* Task to carry out: Write out exactly the lines from the one containing "Read this page and output its text content." through the last line of the records below, including both.

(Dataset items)
----

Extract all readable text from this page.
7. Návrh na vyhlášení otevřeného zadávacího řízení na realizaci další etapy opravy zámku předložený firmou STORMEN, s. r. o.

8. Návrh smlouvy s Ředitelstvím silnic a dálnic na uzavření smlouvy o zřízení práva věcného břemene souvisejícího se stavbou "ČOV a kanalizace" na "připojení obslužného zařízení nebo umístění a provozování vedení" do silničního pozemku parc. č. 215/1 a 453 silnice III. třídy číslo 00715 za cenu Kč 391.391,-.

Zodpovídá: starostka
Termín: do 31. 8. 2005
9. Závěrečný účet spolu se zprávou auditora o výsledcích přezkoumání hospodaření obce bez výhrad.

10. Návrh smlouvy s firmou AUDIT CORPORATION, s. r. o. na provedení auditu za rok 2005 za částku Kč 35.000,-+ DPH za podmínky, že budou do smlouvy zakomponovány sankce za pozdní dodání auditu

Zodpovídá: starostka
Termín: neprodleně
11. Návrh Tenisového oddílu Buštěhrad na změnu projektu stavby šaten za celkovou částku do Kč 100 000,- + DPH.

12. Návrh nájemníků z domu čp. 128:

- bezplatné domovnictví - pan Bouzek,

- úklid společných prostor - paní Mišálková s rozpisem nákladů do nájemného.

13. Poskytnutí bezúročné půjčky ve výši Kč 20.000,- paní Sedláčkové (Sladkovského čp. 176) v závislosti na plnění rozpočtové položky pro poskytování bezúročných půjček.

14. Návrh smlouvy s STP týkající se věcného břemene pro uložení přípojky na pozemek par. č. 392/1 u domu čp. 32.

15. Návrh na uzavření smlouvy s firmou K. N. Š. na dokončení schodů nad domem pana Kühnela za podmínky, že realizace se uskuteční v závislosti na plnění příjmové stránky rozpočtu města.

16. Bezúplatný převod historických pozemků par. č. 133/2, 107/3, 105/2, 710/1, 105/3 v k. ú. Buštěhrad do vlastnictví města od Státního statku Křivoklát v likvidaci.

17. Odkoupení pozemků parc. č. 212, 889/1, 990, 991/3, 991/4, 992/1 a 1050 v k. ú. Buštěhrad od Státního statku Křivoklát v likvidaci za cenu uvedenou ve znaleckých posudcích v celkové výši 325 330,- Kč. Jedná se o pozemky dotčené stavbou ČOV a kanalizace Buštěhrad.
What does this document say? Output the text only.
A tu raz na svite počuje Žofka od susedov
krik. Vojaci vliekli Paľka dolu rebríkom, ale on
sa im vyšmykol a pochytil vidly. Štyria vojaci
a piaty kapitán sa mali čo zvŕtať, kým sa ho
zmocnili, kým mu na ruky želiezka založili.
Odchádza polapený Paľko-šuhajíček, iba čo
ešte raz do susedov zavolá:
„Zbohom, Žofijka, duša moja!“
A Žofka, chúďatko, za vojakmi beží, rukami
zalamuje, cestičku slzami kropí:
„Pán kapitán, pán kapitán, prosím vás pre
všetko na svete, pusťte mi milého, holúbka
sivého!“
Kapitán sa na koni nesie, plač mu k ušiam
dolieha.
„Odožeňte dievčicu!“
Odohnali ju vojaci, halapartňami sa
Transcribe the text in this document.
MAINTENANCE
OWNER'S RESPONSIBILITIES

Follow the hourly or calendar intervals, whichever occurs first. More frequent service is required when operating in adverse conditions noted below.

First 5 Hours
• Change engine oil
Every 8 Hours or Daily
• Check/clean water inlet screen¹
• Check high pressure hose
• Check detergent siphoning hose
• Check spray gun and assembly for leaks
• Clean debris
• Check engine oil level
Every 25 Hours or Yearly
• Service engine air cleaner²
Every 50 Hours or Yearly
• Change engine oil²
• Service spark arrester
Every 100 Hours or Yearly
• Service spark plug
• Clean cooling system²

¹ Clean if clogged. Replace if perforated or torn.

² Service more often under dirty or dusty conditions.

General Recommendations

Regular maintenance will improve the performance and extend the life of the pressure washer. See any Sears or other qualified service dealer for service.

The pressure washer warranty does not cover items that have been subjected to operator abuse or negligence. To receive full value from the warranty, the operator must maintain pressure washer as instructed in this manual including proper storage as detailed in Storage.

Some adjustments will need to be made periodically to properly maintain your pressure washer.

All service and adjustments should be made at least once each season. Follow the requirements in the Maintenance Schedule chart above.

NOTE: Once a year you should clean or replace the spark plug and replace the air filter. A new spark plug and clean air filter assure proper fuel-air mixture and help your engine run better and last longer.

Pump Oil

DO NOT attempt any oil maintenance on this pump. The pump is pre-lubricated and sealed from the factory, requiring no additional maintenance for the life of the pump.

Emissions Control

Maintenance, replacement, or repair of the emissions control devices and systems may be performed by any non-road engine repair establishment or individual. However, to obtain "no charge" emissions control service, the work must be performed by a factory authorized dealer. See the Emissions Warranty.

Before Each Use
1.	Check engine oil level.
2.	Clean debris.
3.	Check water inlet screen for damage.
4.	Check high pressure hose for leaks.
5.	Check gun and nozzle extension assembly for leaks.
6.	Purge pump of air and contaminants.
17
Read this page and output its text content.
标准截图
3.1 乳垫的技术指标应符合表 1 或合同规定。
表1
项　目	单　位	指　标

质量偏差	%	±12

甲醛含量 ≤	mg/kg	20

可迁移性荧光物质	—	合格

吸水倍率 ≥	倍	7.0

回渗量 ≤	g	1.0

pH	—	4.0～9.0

----

* Exercise output:
Read this page and output its text content.
标准截图
3.1 乳垫的技术指标应符合表 1 或合同规定。
表1
项　目	单　位	指　标

质量偏差	%	±12

甲醛含量 ≤	mg/kg	20

可迁移性荧光物质	—	合格

吸水倍率 ≥	倍	7.0

回渗量 ≤	g	1.0

pH	—	4.0～9.0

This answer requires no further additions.